● **Data supplied**:
● ● ●

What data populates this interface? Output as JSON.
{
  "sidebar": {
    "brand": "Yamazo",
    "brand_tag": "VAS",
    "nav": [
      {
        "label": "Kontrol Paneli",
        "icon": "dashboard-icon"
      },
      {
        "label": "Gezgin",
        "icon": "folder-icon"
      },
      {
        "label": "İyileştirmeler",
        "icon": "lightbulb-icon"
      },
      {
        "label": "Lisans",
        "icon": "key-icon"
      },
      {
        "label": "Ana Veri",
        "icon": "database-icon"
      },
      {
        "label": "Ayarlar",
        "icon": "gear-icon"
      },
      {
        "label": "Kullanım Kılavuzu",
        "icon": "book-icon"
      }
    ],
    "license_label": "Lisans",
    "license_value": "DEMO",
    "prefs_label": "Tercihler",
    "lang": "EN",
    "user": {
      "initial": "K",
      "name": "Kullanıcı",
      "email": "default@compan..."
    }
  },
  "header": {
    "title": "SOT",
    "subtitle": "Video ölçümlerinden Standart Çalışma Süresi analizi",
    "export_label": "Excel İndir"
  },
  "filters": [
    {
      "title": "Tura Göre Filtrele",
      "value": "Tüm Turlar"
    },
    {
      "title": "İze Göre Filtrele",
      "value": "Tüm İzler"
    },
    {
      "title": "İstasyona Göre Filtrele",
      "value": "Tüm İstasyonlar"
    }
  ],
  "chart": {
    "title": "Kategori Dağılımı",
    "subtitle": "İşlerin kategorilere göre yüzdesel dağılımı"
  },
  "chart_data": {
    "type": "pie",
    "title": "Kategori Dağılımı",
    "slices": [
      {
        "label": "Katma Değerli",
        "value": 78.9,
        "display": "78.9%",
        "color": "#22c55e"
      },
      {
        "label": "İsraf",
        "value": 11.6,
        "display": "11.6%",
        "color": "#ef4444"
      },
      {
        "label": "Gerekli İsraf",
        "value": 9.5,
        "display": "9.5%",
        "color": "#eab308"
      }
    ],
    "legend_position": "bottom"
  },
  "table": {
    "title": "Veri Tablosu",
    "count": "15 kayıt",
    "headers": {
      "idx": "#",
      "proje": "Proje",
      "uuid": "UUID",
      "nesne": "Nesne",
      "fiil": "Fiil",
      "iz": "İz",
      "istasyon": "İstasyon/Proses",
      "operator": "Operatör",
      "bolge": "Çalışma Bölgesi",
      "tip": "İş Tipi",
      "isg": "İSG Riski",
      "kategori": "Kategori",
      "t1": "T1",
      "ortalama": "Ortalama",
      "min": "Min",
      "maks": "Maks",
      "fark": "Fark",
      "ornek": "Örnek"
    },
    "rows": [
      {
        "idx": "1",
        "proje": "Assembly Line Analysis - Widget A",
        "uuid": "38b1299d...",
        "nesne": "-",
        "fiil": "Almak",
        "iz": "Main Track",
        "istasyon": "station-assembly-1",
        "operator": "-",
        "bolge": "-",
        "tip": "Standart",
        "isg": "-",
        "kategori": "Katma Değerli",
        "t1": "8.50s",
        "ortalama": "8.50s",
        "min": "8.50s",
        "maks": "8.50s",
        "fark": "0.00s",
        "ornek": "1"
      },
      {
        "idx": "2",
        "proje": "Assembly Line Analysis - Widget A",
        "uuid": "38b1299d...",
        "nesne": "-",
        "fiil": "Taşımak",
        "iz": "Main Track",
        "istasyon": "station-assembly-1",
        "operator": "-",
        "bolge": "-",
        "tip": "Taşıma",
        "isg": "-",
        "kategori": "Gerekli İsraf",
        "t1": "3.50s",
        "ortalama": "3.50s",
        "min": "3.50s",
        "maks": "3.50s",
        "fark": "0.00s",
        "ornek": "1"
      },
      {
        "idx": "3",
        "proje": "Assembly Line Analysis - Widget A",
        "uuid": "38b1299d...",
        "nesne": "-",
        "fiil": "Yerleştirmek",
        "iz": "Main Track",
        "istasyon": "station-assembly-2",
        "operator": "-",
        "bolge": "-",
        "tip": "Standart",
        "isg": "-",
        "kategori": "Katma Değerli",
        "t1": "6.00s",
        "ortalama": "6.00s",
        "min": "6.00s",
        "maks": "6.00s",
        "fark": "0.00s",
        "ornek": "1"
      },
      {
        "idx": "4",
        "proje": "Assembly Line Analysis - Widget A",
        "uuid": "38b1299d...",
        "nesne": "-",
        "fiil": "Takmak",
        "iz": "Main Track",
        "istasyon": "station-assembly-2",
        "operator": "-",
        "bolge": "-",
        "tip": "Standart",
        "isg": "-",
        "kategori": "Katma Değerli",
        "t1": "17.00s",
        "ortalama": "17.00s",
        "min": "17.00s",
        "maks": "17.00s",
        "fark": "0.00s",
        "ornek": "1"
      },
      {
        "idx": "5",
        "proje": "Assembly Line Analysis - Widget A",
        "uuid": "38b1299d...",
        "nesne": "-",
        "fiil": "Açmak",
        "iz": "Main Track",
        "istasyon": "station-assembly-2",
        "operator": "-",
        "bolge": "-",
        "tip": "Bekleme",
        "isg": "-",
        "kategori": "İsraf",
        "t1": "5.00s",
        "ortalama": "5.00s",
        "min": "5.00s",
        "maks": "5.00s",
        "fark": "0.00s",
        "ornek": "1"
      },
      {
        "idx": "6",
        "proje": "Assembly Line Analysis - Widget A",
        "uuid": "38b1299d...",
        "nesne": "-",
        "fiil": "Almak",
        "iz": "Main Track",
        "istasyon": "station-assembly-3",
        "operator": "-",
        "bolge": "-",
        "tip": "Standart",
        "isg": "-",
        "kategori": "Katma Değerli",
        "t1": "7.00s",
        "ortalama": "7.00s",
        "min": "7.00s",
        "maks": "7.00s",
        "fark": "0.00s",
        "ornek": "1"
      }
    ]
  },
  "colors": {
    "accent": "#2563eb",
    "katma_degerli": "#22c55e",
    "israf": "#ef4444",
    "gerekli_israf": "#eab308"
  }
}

● ● ●

● **Exercise prompt**: Write out every entry exactly as given.

● **Result**:
What data populates this interface? Output as JSON.
{
  "sidebar": {
    "brand": "Yamazo",
    "brand_tag": "VAS",
    "nav": [
      {
        "label": "Kontrol Paneli",
        "icon": "dashboard-icon"
      },
      {
        "label": "Gezgin",
        "icon": "folder-icon"
      },
      {
        "label": "İyileştirmeler",
        "icon": "lightbulb-icon"
      },
      {
        "label": "Lisans",
        "icon": "key-icon"
      },
      {
        "label": "Ana Veri",
        "icon": "database-icon"
      },
      {
        "label": "Ayarlar",
        "icon": "gear-icon"
      },
      {
        "label": "Kullanım Kılavuzu",
        "icon": "book-icon"
      }
    ],
    "license_label": "Lisans",
    "license_value": "DEMO",
    "prefs_label": "Tercihler",
    "lang": "EN",
    "user": {
      "initial": "K",
      "name": "Kullanıcı",
      "email": "default@compan..."
    }
  },
  "header": {
    "title": "SOT",
    "subtitle": "Video ölçümlerinden Standart Çalışma Süresi analizi",
    "export_label": "Excel İndir"
  },
  "filters": [
    {
      "title": "Tura Göre Filtrele",
      "value": "Tüm Turlar"
    },
    {
      "title": "İze Göre Filtrele",
      "value": "Tüm İzler"
    },
    {
      "title": "İstasyona Göre Filtrele",
      "value": "Tüm İstasyonlar"
    }
  ],
  "chart": {
    "title": "Kategori Dağılımı",
    "subtitle": "İşlerin kategorilere göre yüzdesel dağılımı"
  },
  "chart_data": {
    "type": "pie",
    "title": "Kategori Dağılımı",
    "slices": [
      {
        "label": "Katma Değerli",
        "value": 78.9,
        "display": "78.9%",
        "color": "#22c55e"
      },
      {
        "label": "İsraf",
        "value": 11.6,
        "display": "11.6%",
        "color": "#ef4444"
      },
      {
        "label": "Gerekli İsraf",
        "value": 9.5,
        "display": "9.5%",
        "color": "#eab308"
      }
    ],
    "legend_position": "bottom"
  },
  "table": {
    "title": "Veri Tablosu",
    "count": "15 kayıt",
    "headers": {
      "idx": "#",
      "proje": "Proje",
      "uuid": "UUID",
      "nesne": "Nesne",
      "fiil": "Fiil",
      "iz": "İz",
      "istasyon": "İstasyon/Proses",
      "operator": "Operatör",
      "bolge": "Çalışma Bölgesi",
      "tip": "İş Tipi",
      "isg": "İSG Riski",
      "kategori": "Kategori",
      "t1": "T1",
      "ortalama": "Ortalama",
      "min": "Min",
      "maks": "Maks",
      "fark": "Fark",
      "ornek": "Örnek"
    },
    "rows": [
      {
        "idx": "1",
        "proje": "Assembly Line Analysis - Widget A",
        "uuid": "38b1299d...",
        "nesne": "-",
        "fiil": "Almak",
        "iz": "Main Track",
        "istasyon": "station-assembly-1",
        "operator": "-",
        "bolge": "-",
        "tip": "Standart",
        "isg": "-",
        "kategori": "Katma Değerli",
        "t1": "8.50s",
        "ortalama": "8.50s",
        "min": "8.50s",
        "maks": "8.50s",
        "fark": "0.00s",
        "ornek": "1"
      },
      {
        "idx": "2",
        "proje": "Assembly Line Analysis - Widget A",
        "uuid": "38b1299d...",
        "nesne": "-",
        "fiil": "Taşımak",
        "iz": "Main Track",
        "istasyon": "station-assembly-1",
        "operator": "-",
        "bolge": "-",
        "tip": "Taşıma",
        "isg": "-",
        "kategori": "Gerekli İsraf",
        "t1": "3.50s",
        "ortalama": "3.50s",
        "min": "3.50s",
        "maks": "3.50s",
        "fark": "0.00s",
        "ornek": "1"
      },
      {
        "idx": "3",
        "proje": "Assembly Line Analysis - Widget A",
        "uuid": "38b1299d...",
        "nesne": "-",
        "fiil": "Yerleştirmek",
        "iz": "Main Track",
        "istasyon": "station-assembly-2",
        "operator": "-",
        "bolge": "-",
        "tip": "Standart",
        "isg": "-",
        "kategori": "Katma Değerli",
        "t1": "6.00s",
        "ortalama": "6.00s",
        "min": "6.00s",
        "maks": "6.00s",
        "fark": "0.00s",
        "ornek": "1"
      },
      {
        "idx": "4",
        "proje": "Assembly Line Analysis - Widget A",
        "uuid": "38b1299d...",
        "nesne": "-",
        "fiil": "Takmak",
        "iz": "Main Track",
        "istasyon": "station-assembly-2",
        "operator": "-",
        "bolge": "-",
        "tip": "Standart",
        "isg": "-",
        "kategori": "Katma Değerli",
        "t1": "17.00s",
        "ortalama": "17.00s",
        "min": "17.00s",
        "maks": "17.00s",
        "fark": "0.00s",
        "ornek": "1"
      },
      {
        "idx": "5",
        "proje": "Assembly Line Analysis - Widget A",
        "uuid": "38b1299d...",
        "nesne": "-",
        "fiil": "Açmak",
        "iz": "Main Track",
        "istasyon": "station-assembly-2",
        "operator": "-",
        "bolge": "-",
        "tip": "Bekleme",
        "isg": "-",
        "kategori": "İsraf",
        "t1": "5.00s",
        "ortalama": "5.00s",
        "min": "5.00s",
        "maks": "5.00s",
        "fark": "0.00s",
        "ornek": "1"
      },
      {
        "idx": "6",
        "proje": "Assembly Line Analysis - Widget A",
        "uuid": "38b1299d...",
        "nesne": "-",
        "fiil": "Almak",
        "iz": "Main Track",
        "istasyon": "station-assembly-3",
        "operator": "-",
        "bolge": "-",
        "tip": "Standart",
        "isg": "-",
        "kategori": "Katma Değerli",
        "t1": "7.00s",
        "ortalama": "7.00s",
        "min": "7.00s",
        "maks": "7.00s",
        "fark": "0.00s",
        "ornek": "1"
      }
    ]
  },
  "colors": {
    "accent": "#2563eb",
    "katma_degerli": "#22c55e",
    "israf": "#ef4444",
    "gerekli_israf": "#eab308"
  }
}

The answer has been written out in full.